--- start Given records ---

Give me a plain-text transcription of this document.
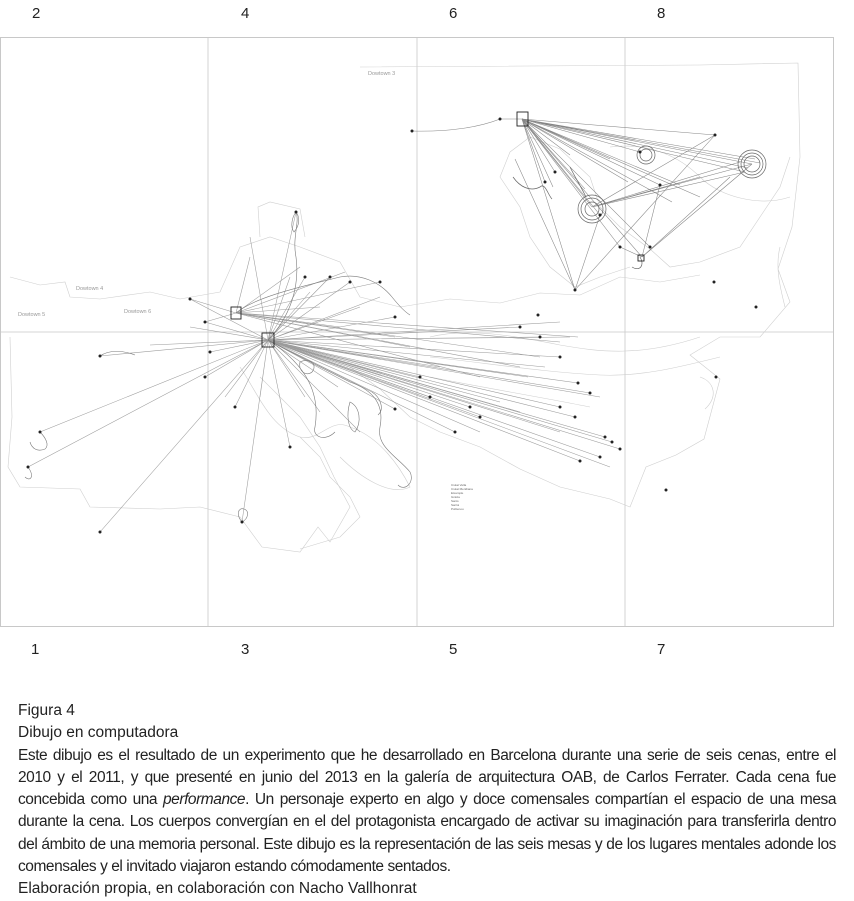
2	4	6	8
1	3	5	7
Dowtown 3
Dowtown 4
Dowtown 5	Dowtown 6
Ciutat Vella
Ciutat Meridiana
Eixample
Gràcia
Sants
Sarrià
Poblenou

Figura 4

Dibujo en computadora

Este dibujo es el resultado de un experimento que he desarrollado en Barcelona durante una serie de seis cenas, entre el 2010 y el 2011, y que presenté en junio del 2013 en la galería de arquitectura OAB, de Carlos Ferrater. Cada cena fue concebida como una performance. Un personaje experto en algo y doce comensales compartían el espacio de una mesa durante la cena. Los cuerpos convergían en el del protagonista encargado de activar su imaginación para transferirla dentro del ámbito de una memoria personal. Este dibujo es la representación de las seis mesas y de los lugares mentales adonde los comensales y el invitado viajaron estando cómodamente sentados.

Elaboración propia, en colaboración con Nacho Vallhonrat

--- end Given records ---
--- start Given records ---

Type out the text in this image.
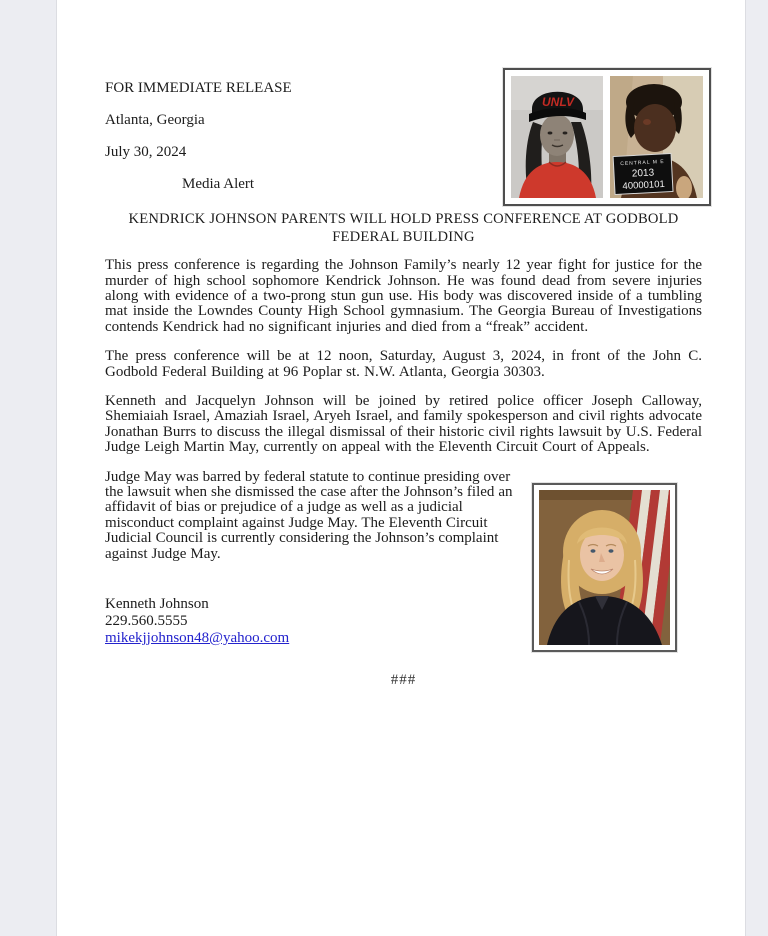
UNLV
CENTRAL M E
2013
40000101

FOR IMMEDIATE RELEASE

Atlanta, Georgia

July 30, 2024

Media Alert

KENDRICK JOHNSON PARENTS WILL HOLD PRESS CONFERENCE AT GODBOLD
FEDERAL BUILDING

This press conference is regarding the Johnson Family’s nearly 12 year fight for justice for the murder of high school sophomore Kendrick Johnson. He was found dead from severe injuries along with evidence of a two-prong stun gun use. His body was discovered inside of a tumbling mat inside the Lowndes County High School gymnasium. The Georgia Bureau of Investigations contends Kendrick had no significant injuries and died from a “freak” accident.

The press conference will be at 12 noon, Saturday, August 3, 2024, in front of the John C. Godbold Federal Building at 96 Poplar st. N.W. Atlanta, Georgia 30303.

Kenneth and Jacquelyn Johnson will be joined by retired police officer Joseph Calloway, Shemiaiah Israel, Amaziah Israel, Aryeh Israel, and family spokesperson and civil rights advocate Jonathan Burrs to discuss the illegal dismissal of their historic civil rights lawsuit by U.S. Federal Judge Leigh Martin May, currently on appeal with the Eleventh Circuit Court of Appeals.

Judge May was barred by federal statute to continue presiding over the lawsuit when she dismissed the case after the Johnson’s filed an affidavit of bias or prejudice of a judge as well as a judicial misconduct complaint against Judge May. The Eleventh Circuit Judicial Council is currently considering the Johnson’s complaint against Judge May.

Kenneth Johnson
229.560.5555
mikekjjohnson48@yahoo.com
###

--- end Given records ---
--- start Given records ---

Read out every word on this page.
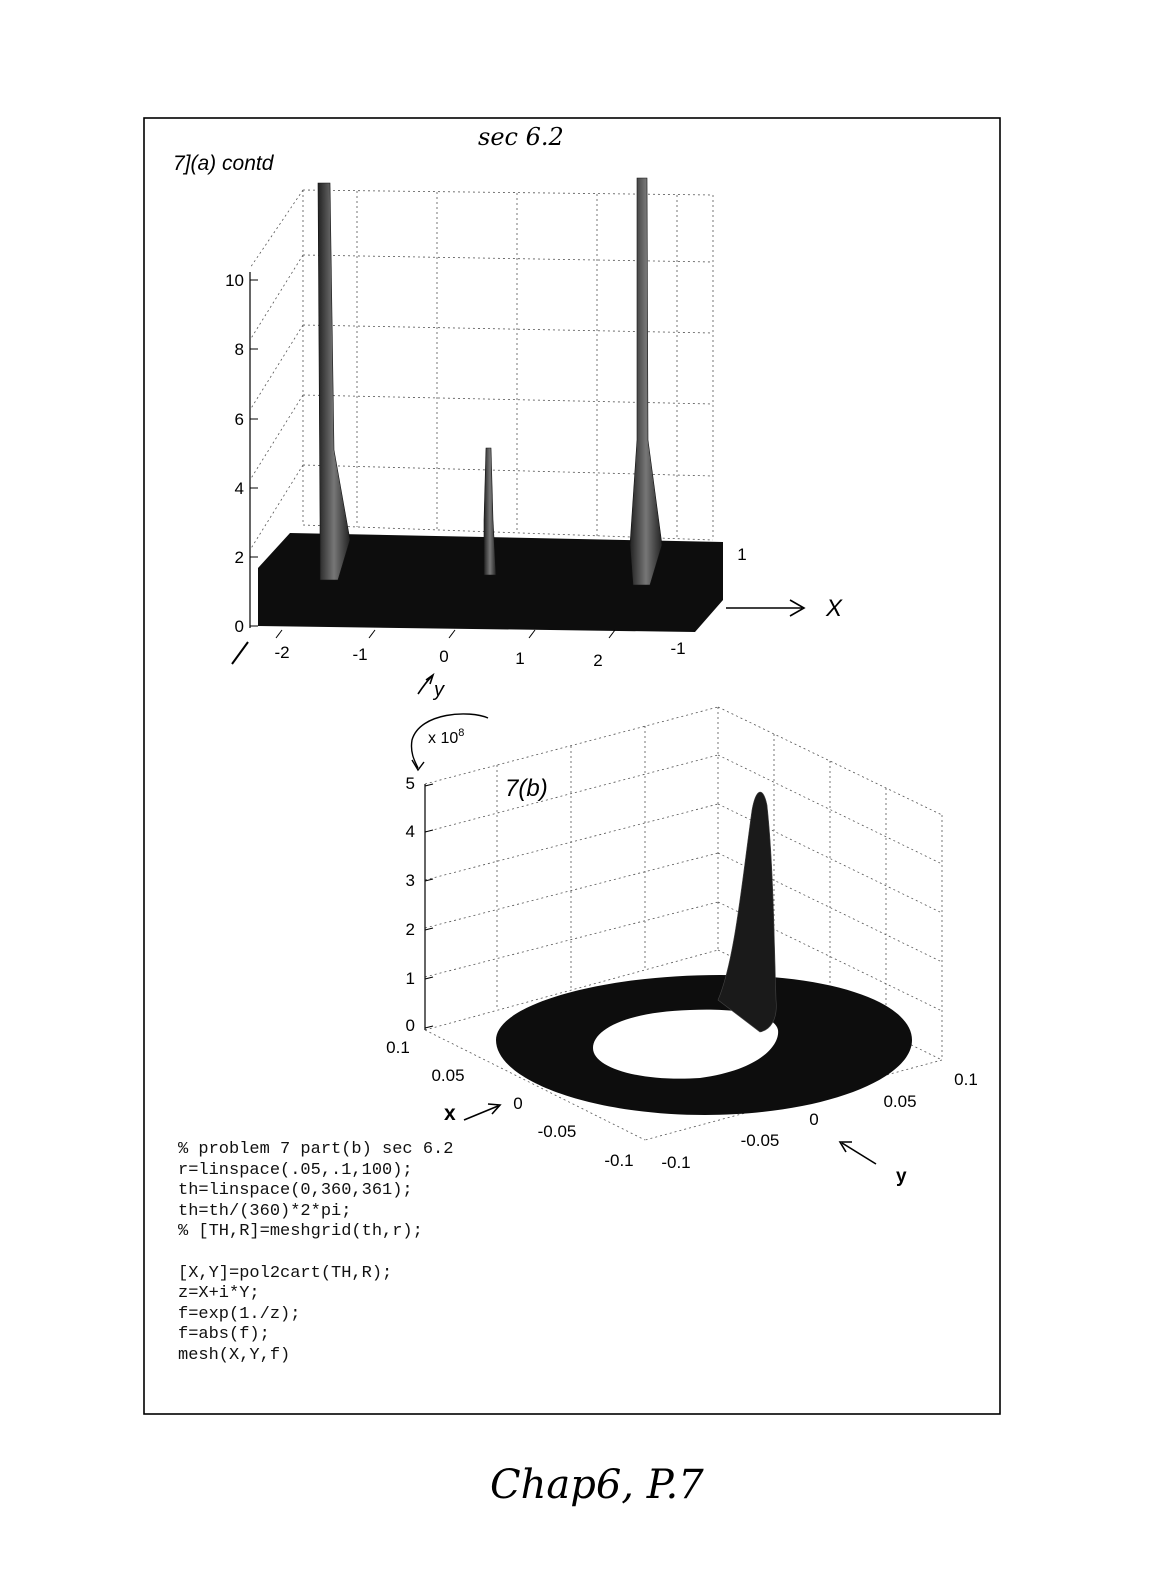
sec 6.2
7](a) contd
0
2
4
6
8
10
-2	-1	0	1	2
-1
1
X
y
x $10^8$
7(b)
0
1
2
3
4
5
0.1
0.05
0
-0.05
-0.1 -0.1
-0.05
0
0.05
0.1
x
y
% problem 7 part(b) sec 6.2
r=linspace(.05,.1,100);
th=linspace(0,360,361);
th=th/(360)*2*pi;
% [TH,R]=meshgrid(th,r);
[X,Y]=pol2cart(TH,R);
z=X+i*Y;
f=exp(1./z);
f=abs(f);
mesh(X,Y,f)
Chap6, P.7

--- end Given records ---

**Request:**
Filter the entries down to the lines with the word "Atlanta" in them.

**Exercise result:**
Atlanta, Georgia
The press conference will be at 12 noon, Saturday, August 3, 2024, in front of the John C. Godbold Federal Building at 96 Poplar st. N.W. Atlanta, Georgia 30303.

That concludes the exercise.